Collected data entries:
──────────────────────────────
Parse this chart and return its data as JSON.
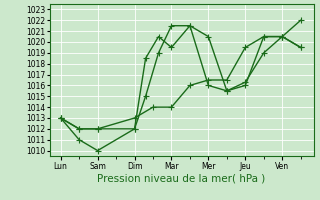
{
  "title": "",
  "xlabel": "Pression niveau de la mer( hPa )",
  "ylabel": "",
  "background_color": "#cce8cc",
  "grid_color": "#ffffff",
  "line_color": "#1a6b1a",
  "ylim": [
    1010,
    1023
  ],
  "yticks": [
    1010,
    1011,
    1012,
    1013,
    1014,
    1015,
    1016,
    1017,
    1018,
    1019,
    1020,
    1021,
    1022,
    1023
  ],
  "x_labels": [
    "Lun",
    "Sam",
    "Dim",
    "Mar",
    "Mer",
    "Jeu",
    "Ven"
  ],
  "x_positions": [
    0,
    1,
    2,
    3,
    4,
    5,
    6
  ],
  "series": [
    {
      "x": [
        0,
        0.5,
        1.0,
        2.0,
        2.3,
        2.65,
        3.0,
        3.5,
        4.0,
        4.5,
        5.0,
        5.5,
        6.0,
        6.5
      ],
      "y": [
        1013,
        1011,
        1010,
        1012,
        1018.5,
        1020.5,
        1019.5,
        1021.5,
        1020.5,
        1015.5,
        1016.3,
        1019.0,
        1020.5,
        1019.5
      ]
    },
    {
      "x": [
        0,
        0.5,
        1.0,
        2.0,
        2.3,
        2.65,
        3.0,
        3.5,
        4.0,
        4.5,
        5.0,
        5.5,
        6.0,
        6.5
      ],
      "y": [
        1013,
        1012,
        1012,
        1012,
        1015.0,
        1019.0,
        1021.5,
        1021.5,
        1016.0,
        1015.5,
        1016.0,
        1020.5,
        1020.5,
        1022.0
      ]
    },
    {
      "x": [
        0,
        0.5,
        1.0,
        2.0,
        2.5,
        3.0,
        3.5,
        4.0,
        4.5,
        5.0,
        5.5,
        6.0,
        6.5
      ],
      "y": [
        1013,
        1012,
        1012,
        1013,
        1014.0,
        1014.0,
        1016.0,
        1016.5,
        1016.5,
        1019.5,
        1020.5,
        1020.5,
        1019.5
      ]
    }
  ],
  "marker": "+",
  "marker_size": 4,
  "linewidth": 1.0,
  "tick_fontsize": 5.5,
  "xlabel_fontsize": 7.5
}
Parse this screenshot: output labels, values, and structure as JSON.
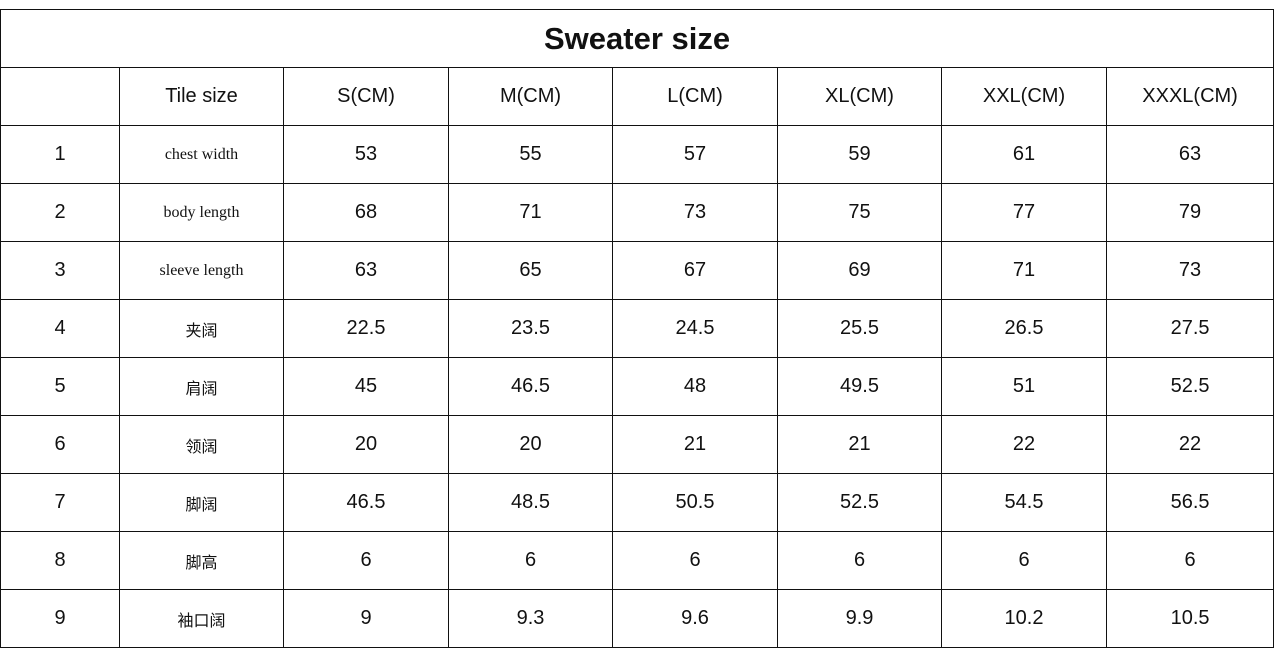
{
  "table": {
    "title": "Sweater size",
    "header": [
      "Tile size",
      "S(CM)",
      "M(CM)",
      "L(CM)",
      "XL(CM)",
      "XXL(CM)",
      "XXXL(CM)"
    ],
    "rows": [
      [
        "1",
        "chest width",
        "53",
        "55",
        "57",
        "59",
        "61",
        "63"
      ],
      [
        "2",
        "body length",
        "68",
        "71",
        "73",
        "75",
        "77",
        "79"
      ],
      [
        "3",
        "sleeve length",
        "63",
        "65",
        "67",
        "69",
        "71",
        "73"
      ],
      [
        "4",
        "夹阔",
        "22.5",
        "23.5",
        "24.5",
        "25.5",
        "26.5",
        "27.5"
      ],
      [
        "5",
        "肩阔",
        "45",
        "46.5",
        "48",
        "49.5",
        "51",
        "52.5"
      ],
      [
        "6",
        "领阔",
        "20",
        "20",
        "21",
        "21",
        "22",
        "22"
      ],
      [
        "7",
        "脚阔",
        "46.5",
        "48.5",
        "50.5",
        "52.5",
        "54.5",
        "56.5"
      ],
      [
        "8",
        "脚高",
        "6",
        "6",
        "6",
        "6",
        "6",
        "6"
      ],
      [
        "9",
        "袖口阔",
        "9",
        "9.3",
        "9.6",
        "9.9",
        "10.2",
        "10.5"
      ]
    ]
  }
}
──────────────────────────────
* **TASK DIRECTIONS**:
Repeat the lines of the records verbatim, starting at the line containing "Parse this screenshot: output" and stopping after the final line. Images stay out.

* **REPLY**:
Parse this screenshot: output labels, values, and structure as JSON.
{
  "table": {
    "title": "Sweater size",
    "header": [
      "Tile size",
      "S(CM)",
      "M(CM)",
      "L(CM)",
      "XL(CM)",
      "XXL(CM)",
      "XXXL(CM)"
    ],
    "rows": [
      [
        "1",
        "chest width",
        "53",
        "55",
        "57",
        "59",
        "61",
        "63"
      ],
      [
        "2",
        "body length",
        "68",
        "71",
        "73",
        "75",
        "77",
        "79"
      ],
      [
        "3",
        "sleeve length",
        "63",
        "65",
        "67",
        "69",
        "71",
        "73"
      ],
      [
        "4",
        "夹阔",
        "22.5",
        "23.5",
        "24.5",
        "25.5",
        "26.5",
        "27.5"
      ],
      [
        "5",
        "肩阔",
        "45",
        "46.5",
        "48",
        "49.5",
        "51",
        "52.5"
      ],
      [
        "6",
        "领阔",
        "20",
        "20",
        "21",
        "21",
        "22",
        "22"
      ],
      [
        "7",
        "脚阔",
        "46.5",
        "48.5",
        "50.5",
        "52.5",
        "54.5",
        "56.5"
      ],
      [
        "8",
        "脚高",
        "6",
        "6",
        "6",
        "6",
        "6",
        "6"
      ],
      [
        "9",
        "袖口阔",
        "9",
        "9.3",
        "9.6",
        "9.9",
        "10.2",
        "10.5"
      ]
    ]
  }
}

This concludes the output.